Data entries
+ + + +

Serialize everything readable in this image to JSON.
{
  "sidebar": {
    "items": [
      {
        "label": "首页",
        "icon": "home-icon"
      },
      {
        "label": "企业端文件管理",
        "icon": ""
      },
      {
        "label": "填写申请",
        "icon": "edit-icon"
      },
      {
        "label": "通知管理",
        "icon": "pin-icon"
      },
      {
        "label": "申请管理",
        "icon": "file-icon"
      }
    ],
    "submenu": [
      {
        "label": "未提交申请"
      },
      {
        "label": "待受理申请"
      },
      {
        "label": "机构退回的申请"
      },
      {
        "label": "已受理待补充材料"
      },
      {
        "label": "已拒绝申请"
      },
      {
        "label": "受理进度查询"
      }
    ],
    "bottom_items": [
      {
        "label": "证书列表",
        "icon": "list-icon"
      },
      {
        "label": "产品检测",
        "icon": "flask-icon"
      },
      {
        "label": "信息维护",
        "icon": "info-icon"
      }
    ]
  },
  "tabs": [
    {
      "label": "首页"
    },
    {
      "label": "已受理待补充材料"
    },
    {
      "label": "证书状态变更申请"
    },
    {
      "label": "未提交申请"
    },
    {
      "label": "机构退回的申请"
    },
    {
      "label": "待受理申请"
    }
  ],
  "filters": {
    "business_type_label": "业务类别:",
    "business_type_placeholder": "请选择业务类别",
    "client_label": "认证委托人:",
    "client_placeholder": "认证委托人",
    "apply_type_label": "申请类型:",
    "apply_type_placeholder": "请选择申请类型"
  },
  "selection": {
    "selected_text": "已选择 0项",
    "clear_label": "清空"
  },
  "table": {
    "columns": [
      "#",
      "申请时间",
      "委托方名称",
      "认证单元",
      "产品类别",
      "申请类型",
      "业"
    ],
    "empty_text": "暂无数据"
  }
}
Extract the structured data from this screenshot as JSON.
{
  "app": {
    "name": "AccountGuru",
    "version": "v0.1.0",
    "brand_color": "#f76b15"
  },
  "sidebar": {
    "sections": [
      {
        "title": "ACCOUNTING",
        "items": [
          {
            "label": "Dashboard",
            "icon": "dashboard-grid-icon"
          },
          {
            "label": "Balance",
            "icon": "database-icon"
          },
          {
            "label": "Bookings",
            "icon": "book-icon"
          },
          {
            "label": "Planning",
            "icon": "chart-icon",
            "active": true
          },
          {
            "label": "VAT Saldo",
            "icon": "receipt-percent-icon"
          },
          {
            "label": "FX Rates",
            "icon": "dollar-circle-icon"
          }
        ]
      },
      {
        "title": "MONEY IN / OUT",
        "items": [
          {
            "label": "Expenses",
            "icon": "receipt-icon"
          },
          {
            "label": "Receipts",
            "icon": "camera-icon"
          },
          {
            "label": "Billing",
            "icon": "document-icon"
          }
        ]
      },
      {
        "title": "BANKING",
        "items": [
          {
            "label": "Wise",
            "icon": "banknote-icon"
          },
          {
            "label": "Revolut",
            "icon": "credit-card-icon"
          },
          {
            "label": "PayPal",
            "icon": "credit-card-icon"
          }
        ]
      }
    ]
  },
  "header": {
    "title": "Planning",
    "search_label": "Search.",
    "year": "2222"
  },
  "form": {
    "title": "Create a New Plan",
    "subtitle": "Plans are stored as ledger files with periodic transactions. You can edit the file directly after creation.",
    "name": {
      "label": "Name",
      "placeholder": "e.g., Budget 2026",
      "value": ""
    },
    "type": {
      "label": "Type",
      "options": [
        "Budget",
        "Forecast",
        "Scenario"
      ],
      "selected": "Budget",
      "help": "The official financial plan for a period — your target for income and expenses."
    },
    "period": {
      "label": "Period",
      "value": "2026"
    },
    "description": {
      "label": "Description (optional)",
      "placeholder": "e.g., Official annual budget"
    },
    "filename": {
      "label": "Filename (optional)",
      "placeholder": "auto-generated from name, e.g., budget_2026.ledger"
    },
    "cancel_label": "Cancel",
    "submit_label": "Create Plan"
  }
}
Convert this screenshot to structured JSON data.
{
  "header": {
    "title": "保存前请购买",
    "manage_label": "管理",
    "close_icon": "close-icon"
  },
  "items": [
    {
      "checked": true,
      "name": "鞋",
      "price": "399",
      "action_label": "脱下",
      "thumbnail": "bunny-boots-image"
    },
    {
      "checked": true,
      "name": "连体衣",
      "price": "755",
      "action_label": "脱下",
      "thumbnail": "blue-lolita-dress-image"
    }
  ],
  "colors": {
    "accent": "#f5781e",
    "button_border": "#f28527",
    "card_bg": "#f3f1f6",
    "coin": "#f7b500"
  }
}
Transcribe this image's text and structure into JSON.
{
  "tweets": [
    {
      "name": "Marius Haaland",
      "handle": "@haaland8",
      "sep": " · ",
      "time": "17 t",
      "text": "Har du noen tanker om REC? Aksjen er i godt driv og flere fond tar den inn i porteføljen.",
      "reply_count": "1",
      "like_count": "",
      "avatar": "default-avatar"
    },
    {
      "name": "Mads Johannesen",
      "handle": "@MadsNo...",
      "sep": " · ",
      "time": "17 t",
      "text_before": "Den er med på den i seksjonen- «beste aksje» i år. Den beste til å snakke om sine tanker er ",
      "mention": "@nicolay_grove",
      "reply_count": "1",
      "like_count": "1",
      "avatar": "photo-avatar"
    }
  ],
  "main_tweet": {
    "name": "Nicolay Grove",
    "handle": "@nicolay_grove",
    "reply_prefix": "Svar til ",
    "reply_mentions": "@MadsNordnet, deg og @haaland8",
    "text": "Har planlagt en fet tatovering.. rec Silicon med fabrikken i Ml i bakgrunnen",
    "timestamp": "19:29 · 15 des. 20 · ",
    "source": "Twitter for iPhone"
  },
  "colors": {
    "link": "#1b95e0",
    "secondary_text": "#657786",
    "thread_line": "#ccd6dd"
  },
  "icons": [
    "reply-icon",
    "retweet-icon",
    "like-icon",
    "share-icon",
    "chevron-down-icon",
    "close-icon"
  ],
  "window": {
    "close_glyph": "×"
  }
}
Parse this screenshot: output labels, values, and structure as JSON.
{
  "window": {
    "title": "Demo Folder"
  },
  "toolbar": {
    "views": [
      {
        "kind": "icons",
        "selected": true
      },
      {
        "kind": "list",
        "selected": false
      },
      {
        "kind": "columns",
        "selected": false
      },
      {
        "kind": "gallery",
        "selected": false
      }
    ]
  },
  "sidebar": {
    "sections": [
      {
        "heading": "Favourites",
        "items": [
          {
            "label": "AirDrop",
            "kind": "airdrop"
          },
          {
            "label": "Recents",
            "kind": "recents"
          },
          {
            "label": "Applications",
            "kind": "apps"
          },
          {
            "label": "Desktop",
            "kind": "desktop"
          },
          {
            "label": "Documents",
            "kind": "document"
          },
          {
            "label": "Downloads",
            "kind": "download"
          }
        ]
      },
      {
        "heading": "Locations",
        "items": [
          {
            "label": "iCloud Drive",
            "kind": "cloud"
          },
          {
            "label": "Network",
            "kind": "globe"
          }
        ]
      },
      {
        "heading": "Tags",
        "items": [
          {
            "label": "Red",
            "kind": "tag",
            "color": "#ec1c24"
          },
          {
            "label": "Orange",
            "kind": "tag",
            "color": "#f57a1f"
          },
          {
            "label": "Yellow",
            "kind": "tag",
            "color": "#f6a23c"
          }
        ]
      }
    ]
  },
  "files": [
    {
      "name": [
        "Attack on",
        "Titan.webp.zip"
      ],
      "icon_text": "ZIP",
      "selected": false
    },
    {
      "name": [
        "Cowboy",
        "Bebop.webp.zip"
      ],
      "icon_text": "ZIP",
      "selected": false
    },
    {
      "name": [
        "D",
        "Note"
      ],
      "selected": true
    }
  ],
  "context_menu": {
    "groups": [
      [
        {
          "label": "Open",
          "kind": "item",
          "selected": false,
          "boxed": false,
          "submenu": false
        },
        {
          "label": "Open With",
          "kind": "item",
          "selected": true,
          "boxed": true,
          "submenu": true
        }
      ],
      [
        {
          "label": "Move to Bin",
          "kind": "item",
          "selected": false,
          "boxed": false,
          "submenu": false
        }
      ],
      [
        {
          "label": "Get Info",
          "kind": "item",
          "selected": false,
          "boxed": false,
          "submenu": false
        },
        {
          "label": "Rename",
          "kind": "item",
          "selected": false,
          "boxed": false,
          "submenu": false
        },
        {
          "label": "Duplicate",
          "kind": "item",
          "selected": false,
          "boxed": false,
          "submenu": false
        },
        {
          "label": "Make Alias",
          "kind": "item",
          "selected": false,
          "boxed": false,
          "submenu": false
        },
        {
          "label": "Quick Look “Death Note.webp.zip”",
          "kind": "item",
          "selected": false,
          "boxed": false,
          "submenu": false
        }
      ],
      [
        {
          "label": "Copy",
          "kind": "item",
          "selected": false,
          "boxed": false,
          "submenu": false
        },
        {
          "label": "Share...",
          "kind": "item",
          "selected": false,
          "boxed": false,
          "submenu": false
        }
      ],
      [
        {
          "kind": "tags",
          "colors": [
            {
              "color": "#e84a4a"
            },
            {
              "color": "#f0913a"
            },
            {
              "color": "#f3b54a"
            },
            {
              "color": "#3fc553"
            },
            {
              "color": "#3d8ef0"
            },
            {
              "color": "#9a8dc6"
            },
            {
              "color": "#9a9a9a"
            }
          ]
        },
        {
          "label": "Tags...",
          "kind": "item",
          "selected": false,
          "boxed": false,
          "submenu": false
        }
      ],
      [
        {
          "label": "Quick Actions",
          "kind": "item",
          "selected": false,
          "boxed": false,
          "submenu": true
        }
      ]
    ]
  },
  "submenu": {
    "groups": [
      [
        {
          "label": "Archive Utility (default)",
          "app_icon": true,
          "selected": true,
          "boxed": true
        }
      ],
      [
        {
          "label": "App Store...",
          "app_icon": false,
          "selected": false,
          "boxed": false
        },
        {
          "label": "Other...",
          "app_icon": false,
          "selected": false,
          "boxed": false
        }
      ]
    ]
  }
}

+ + + +

#### [EXERCISE TASK]
Search the listing for the string "default". Copy each line where it turns up.

#### [COMPLETED EXERCISE]
      "avatar": "default-avatar"
          "label": "Archive Utility (default)",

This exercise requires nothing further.